↓

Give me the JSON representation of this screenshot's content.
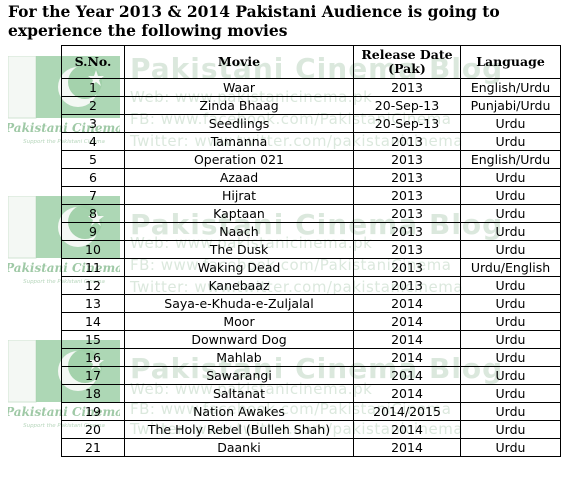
{
  "title": "For the Year 2013 & 2014 Pakistani Audience is going to experience the following movies",
  "watermark": {
    "brand": "Pakistani Cinema",
    "tagline": "Support the Pakistani Cinema",
    "blog": "Pakistani Cinema Blog",
    "web": "Web: www.pakistanicinema.pk",
    "fb": "FB: www.facebook.com/PakistaniCinema",
    "twitter": "Twitter: www.twitter.com/pakistanicinema",
    "colors": {
      "green": "#8fc79a",
      "white": "#f4f8f4"
    }
  },
  "table": {
    "headers": {
      "sno": "S.No.",
      "movie": "Movie",
      "release_line1": "Release Date",
      "release_line2": "(Pak)",
      "language": "Language"
    },
    "rows": [
      {
        "sno": "1",
        "movie": "Waar",
        "release": "2013",
        "language": "English/Urdu"
      },
      {
        "sno": "2",
        "movie": "Zinda Bhaag",
        "release": "20-Sep-13",
        "language": "Punjabi/Urdu"
      },
      {
        "sno": "3",
        "movie": "Seedlings",
        "release": "20-Sep-13",
        "language": "Urdu"
      },
      {
        "sno": "4",
        "movie": "Tamanna",
        "release": "2013",
        "language": "Urdu"
      },
      {
        "sno": "5",
        "movie": "Operation 021",
        "release": "2013",
        "language": "English/Urdu"
      },
      {
        "sno": "6",
        "movie": "Azaad",
        "release": "2013",
        "language": "Urdu"
      },
      {
        "sno": "7",
        "movie": "Hijrat",
        "release": "2013",
        "language": "Urdu"
      },
      {
        "sno": "8",
        "movie": "Kaptaan",
        "release": "2013",
        "language": "Urdu"
      },
      {
        "sno": "9",
        "movie": "Naach",
        "release": "2013",
        "language": "Urdu"
      },
      {
        "sno": "10",
        "movie": "The Dusk",
        "release": "2013",
        "language": "Urdu"
      },
      {
        "sno": "11",
        "movie": "Waking Dead",
        "release": "2013",
        "language": "Urdu/English"
      },
      {
        "sno": "12",
        "movie": "Kanebaaz",
        "release": "2013",
        "language": "Urdu"
      },
      {
        "sno": "13",
        "movie": "Saya-e-Khuda-e-Zuljalal",
        "release": "2014",
        "language": "Urdu"
      },
      {
        "sno": "14",
        "movie": "Moor",
        "release": "2014",
        "language": "Urdu"
      },
      {
        "sno": "15",
        "movie": "Downward Dog",
        "release": "2014",
        "language": "Urdu"
      },
      {
        "sno": "16",
        "movie": "Mahlab",
        "release": "2014",
        "language": "Urdu"
      },
      {
        "sno": "17",
        "movie": "Sawarangi",
        "release": "2014",
        "language": "Urdu"
      },
      {
        "sno": "18",
        "movie": "Saltanat",
        "release": "2014",
        "language": "Urdu"
      },
      {
        "sno": "19",
        "movie": "Nation Awakes",
        "release": "2014/2015",
        "language": "Urdu"
      },
      {
        "sno": "20",
        "movie": "The Holy Rebel (Bulleh Shah)",
        "release": "2014",
        "language": "Urdu"
      },
      {
        "sno": "21",
        "movie": "Daanki",
        "release": "2014",
        "language": "Urdu"
      }
    ]
  }
}
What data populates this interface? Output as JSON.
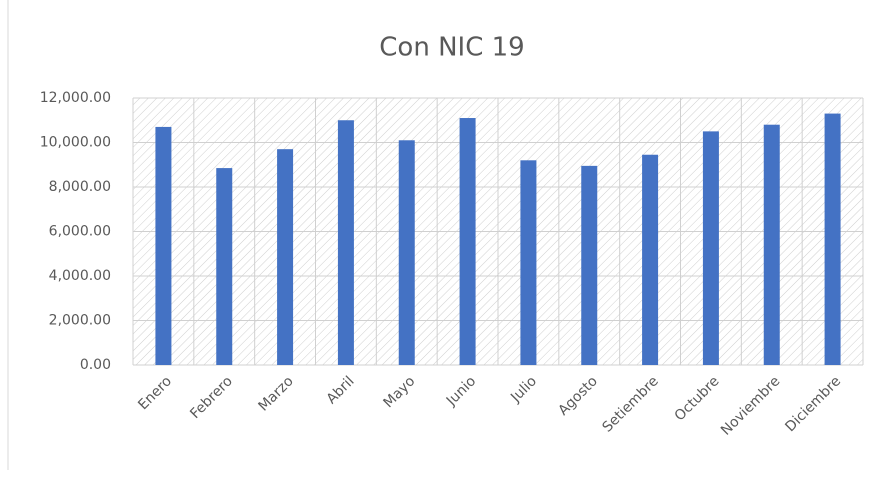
{
  "chart_data": {
    "type": "bar",
    "title": "Con NIC 19",
    "categories": [
      "Enero",
      "Febrero",
      "Marzo",
      "Abril",
      "Mayo",
      "Junio",
      "Julio",
      "Agosto",
      "Setiembre",
      "Octubre",
      "Noviembre",
      "Diciembre"
    ],
    "values": [
      10700,
      8850,
      9700,
      11000,
      10100,
      11100,
      9200,
      8950,
      9450,
      10500,
      10800,
      11300
    ],
    "color": "#4472c4",
    "ylim": [
      0,
      12000
    ],
    "yticks": [
      {
        "value": 0,
        "label": "0.00"
      },
      {
        "value": 2000,
        "label": "2,000.00"
      },
      {
        "value": 4000,
        "label": "4,000.00"
      },
      {
        "value": 6000,
        "label": "6,000.00"
      },
      {
        "value": 8000,
        "label": "8,000.00"
      },
      {
        "value": 10000,
        "label": "10,000.00"
      },
      {
        "value": 12000,
        "label": "12,000.00"
      }
    ],
    "grid": true
  }
}
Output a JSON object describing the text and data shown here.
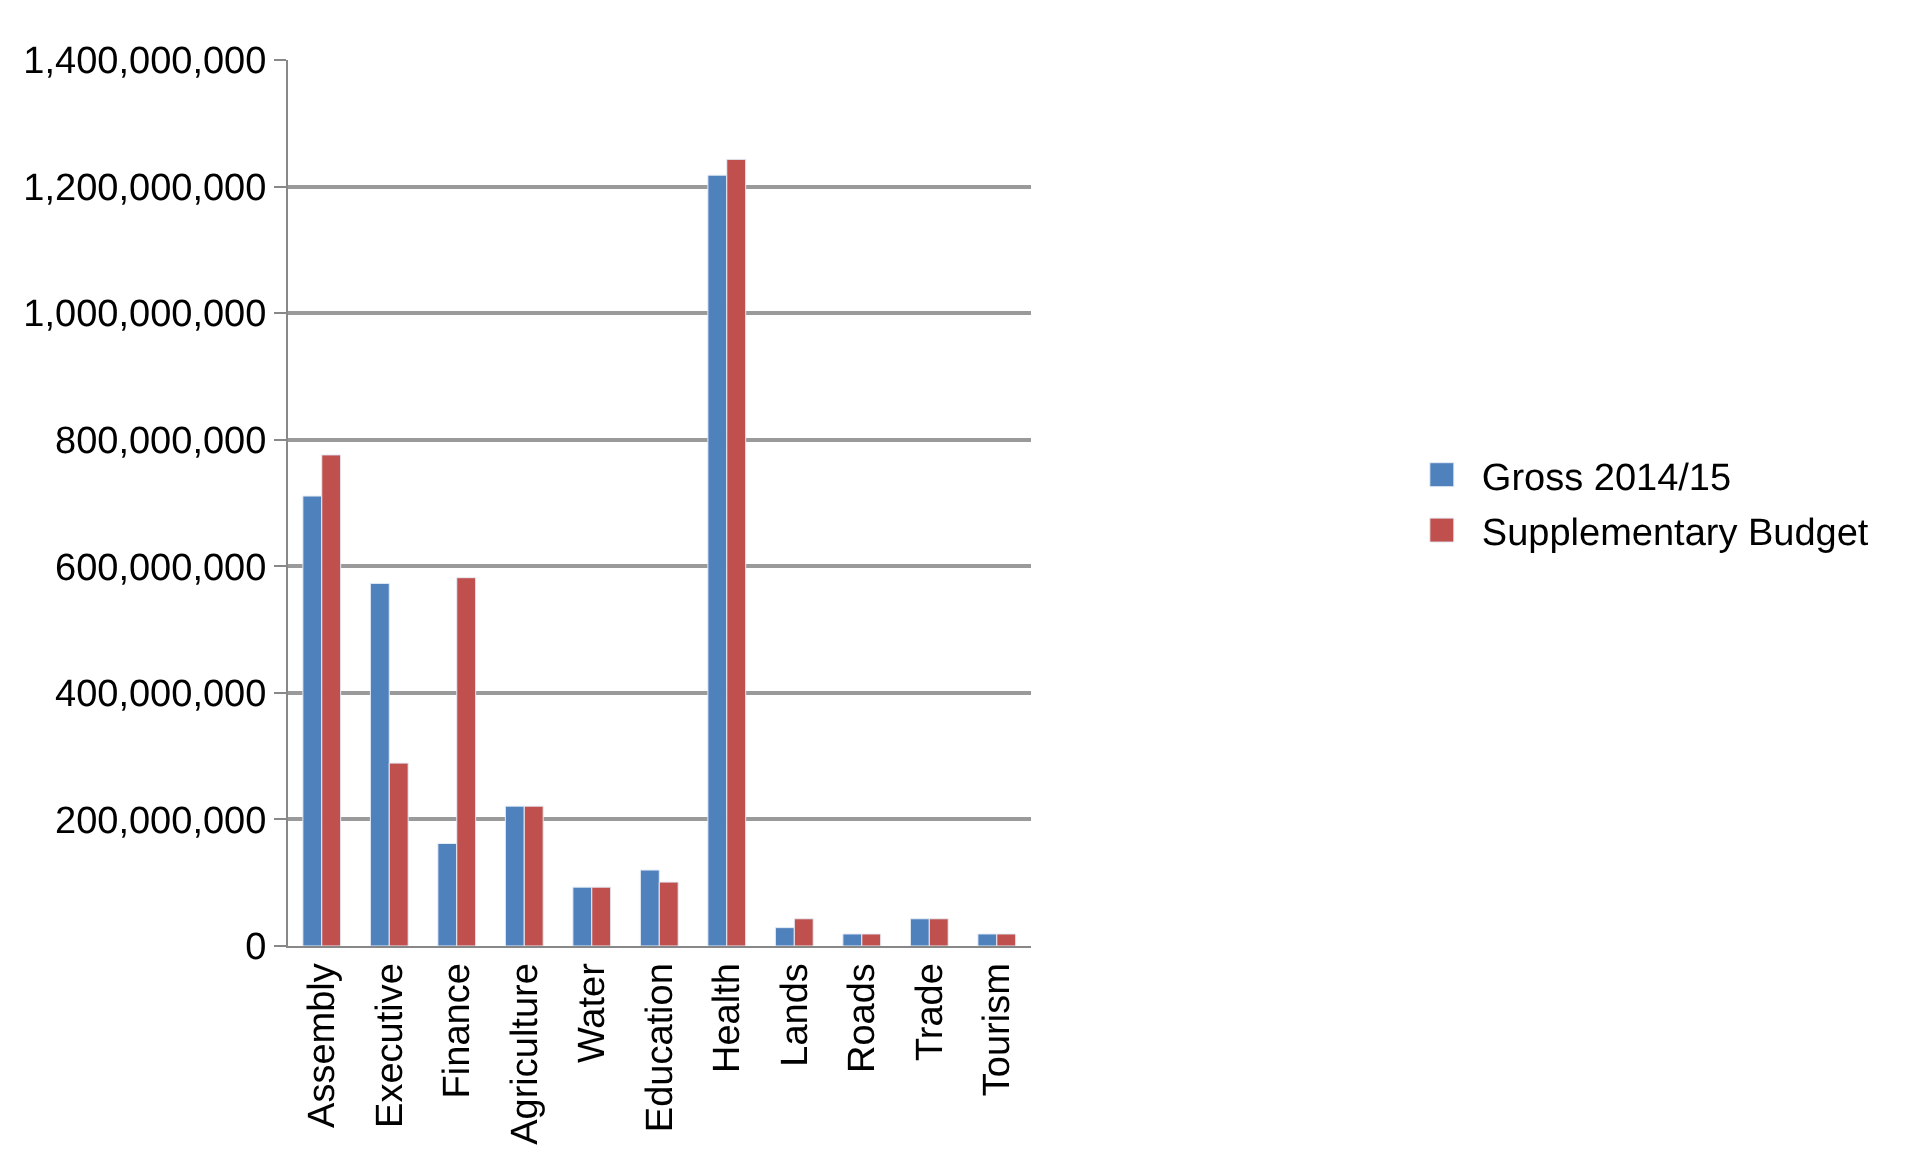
{
  "chart_data": {
    "type": "bar",
    "categories": [
      "Assembly",
      "Executive",
      "Finance",
      "Agriculture",
      "Water",
      "Education",
      "Health",
      "Lands",
      "Roads",
      "Trade",
      "Tourism"
    ],
    "series": [
      {
        "name": "Gross 2014/15",
        "color": "#4f81bd",
        "values": [
          711000000,
          573000000,
          162000000,
          221000000,
          93000000,
          120000000,
          1218000000,
          29000000,
          19000000,
          43000000,
          19000000
        ]
      },
      {
        "name": "Supplementary Budget",
        "color": "#c0504d",
        "values": [
          776000000,
          289000000,
          582000000,
          221000000,
          93000000,
          101000000,
          1243000000,
          43000000,
          19000000,
          43000000,
          19000000
        ]
      }
    ],
    "ylim": [
      0,
      1400000000
    ],
    "yticks": [
      {
        "value": 0,
        "label": "0"
      },
      {
        "value": 200000000,
        "label": "200,000,000"
      },
      {
        "value": 400000000,
        "label": "400,000,000"
      },
      {
        "value": 600000000,
        "label": "600,000,000"
      },
      {
        "value": 800000000,
        "label": "800,000,000"
      },
      {
        "value": 1000000000,
        "label": "1,000,000,000"
      },
      {
        "value": 1200000000,
        "label": "1,200,000,000"
      },
      {
        "value": 1400000000,
        "label": "1,400,000,000"
      }
    ],
    "grid": "y",
    "legend": "right"
  }
}
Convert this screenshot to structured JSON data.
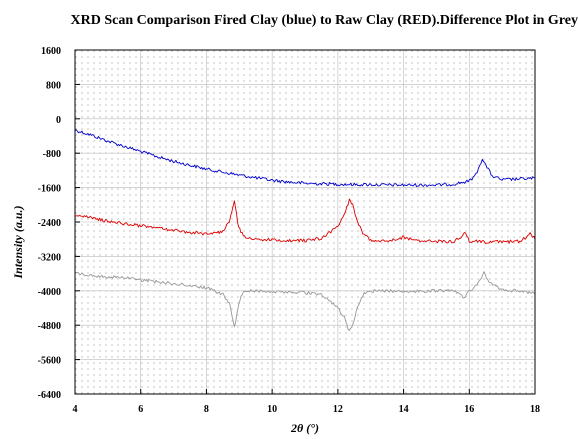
{
  "chart_data": {
    "type": "line",
    "title": "XRD Scan Comparison Fired Clay (blue) to Raw Clay (RED).Difference Plot in Grey",
    "xlabel": "2θ (°)",
    "ylabel": "Intensity (a.u.)",
    "xlim": [
      4,
      18
    ],
    "ylim": [
      -6400,
      1600
    ],
    "x_ticks": [
      4,
      6,
      8,
      10,
      12,
      14,
      16,
      18
    ],
    "y_ticks": [
      1600,
      800,
      0,
      -800,
      -1600,
      -2400,
      -3200,
      -4000,
      -4800,
      -5600,
      -6400
    ],
    "grid": true,
    "legend": "none",
    "series": [
      {
        "color": "#0000cc",
        "x": [
          4.0,
          4.5,
          5.0,
          5.5,
          6.0,
          6.5,
          7.0,
          7.5,
          8.0,
          8.5,
          9.0,
          9.5,
          10.0,
          10.5,
          11.0,
          11.5,
          12.0,
          12.5,
          13.0,
          13.5,
          14.0,
          14.5,
          15.0,
          15.5,
          16.0,
          16.2,
          16.4,
          16.5,
          16.7,
          17.0,
          17.5,
          18.0
        ],
        "y": [
          -260,
          -380,
          -520,
          -640,
          -760,
          -880,
          -990,
          -1080,
          -1170,
          -1240,
          -1310,
          -1370,
          -1430,
          -1470,
          -1500,
          -1510,
          -1520,
          -1530,
          -1530,
          -1540,
          -1540,
          -1540,
          -1540,
          -1520,
          -1450,
          -1300,
          -920,
          -1080,
          -1330,
          -1420,
          -1400,
          -1380
        ]
      },
      {
        "color": "#dd0000",
        "x": [
          4.0,
          4.5,
          5.0,
          5.5,
          6.0,
          6.5,
          7.0,
          7.5,
          8.0,
          8.5,
          8.7,
          8.85,
          8.95,
          9.05,
          9.2,
          9.5,
          10.0,
          10.5,
          11.0,
          11.5,
          12.0,
          12.2,
          12.35,
          12.45,
          12.6,
          12.8,
          13.0,
          13.5,
          13.9,
          14.0,
          14.2,
          14.5,
          15.0,
          15.5,
          15.7,
          15.85,
          16.0,
          16.5,
          17.0,
          17.5,
          17.7,
          17.85,
          18.0
        ],
        "y": [
          -2230,
          -2310,
          -2380,
          -2440,
          -2490,
          -2540,
          -2590,
          -2640,
          -2680,
          -2620,
          -2380,
          -1880,
          -2400,
          -2650,
          -2760,
          -2800,
          -2820,
          -2830,
          -2830,
          -2780,
          -2500,
          -2220,
          -1900,
          -2000,
          -2420,
          -2700,
          -2820,
          -2830,
          -2780,
          -2750,
          -2800,
          -2840,
          -2850,
          -2860,
          -2780,
          -2620,
          -2840,
          -2870,
          -2860,
          -2850,
          -2780,
          -2670,
          -2800
        ]
      },
      {
        "color": "#999999",
        "x": [
          4.0,
          4.5,
          5.0,
          5.5,
          6.0,
          6.5,
          7.0,
          7.5,
          8.0,
          8.5,
          8.7,
          8.85,
          8.95,
          9.05,
          9.2,
          9.5,
          10.0,
          10.5,
          11.0,
          11.5,
          12.0,
          12.2,
          12.35,
          12.45,
          12.6,
          12.8,
          13.0,
          13.5,
          14.0,
          14.5,
          15.0,
          15.5,
          15.7,
          15.85,
          16.0,
          16.3,
          16.45,
          16.6,
          17.0,
          17.5,
          18.0
        ],
        "y": [
          -3590,
          -3650,
          -3680,
          -3700,
          -3750,
          -3790,
          -3830,
          -3870,
          -3930,
          -4080,
          -4300,
          -4860,
          -4420,
          -4100,
          -4000,
          -4010,
          -4020,
          -4030,
          -4040,
          -4100,
          -4400,
          -4620,
          -4940,
          -4780,
          -4380,
          -4050,
          -4000,
          -4000,
          -4010,
          -4010,
          -4000,
          -3980,
          -4080,
          -4180,
          -4010,
          -3800,
          -3590,
          -3800,
          -3990,
          -4000,
          -4060
        ]
      }
    ]
  }
}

↑

■ Your task ■
Among the lines of the data, identify those with the word "JSON". Copy each of them.

■ Task result ■
Give me the JSON representation of this screenshot's content.
What data populates this interface? Output as JSON.
Output a JSON object describing the text and data shown here.
Convert this screenshot to structured JSON data.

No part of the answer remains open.